◆ What is being asked ◆
Copy every line of the listing exactly.

── Material for the task

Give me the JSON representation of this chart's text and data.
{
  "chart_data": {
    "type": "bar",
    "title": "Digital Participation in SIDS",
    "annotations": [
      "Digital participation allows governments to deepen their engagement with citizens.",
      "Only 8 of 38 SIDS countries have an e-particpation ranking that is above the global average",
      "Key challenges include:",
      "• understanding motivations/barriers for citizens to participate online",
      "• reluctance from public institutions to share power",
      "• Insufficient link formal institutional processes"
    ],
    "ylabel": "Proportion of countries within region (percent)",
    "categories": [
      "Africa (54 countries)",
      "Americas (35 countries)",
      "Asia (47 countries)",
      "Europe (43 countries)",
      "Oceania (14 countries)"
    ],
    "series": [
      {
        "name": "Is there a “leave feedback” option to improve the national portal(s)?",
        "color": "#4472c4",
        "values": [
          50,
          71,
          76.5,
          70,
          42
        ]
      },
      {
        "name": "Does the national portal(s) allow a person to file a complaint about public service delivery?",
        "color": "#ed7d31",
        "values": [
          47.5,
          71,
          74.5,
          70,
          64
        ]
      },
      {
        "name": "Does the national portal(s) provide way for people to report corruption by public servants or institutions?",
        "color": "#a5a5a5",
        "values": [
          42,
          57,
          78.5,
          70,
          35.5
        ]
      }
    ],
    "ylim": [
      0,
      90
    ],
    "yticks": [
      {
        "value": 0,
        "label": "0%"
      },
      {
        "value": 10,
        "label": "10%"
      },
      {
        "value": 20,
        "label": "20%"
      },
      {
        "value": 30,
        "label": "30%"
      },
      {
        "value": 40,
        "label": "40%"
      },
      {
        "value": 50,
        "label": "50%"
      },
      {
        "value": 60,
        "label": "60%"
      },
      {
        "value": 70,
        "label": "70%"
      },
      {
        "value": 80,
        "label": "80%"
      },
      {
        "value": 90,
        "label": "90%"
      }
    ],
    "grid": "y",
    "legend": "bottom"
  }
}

────

◆ Answer ◆
Give me the JSON representation of this chart's text and data.
{
  "chart_data": {
    "type": "bar",
    "title": "Digital Participation in SIDS",
    "annotations": [
      "Digital participation allows governments to deepen their engagement with citizens.",
      "Only 8 of 38 SIDS countries have an e-particpation ranking that is above the global average",
      "Key challenges include:",
      "• understanding motivations/barriers for citizens to participate online",
      "• reluctance from public institutions to share power",
      "• Insufficient link formal institutional processes"
    ],
    "ylabel": "Proportion of countries within region (percent)",
    "categories": [
      "Africa (54 countries)",
      "Americas (35 countries)",
      "Asia (47 countries)",
      "Europe (43 countries)",
      "Oceania (14 countries)"
    ],
    "series": [
      {
        "name": "Is there a “leave feedback” option to improve the national portal(s)?",
        "color": "#4472c4",
        "values": [
          50,
          71,
          76.5,
          70,
          42
        ]
      },
      {
        "name": "Does the national portal(s) allow a person to file a complaint about public service delivery?",
        "color": "#ed7d31",
        "values": [
          47.5,
          71,
          74.5,
          70,
          64
        ]
      },
      {
        "name": "Does the national portal(s) provide way for people to report corruption by public servants or institutions?",
        "color": "#a5a5a5",
        "values": [
          42,
          57,
          78.5,
          70,
          35.5
        ]
      }
    ],
    "ylim": [
      0,
      90
    ],
    "yticks": [
      {
        "value": 0,
        "label": "0%"
      },
      {
        "value": 10,
        "label": "10%"
      },
      {
        "value": 20,
        "label": "20%"
      },
      {
        "value": 30,
        "label": "30%"
      },
      {
        "value": 40,
        "label": "40%"
      },
      {
        "value": 50,
        "label": "50%"
      },
      {
        "value": 60,
        "label": "60%"
      },
      {
        "value": 70,
        "label": "70%"
      },
      {
        "value": 80,
        "label": "80%"
      },
      {
        "value": 90,
        "label": "90%"
      }
    ],
    "grid": "y",
    "legend": "bottom"
  }
}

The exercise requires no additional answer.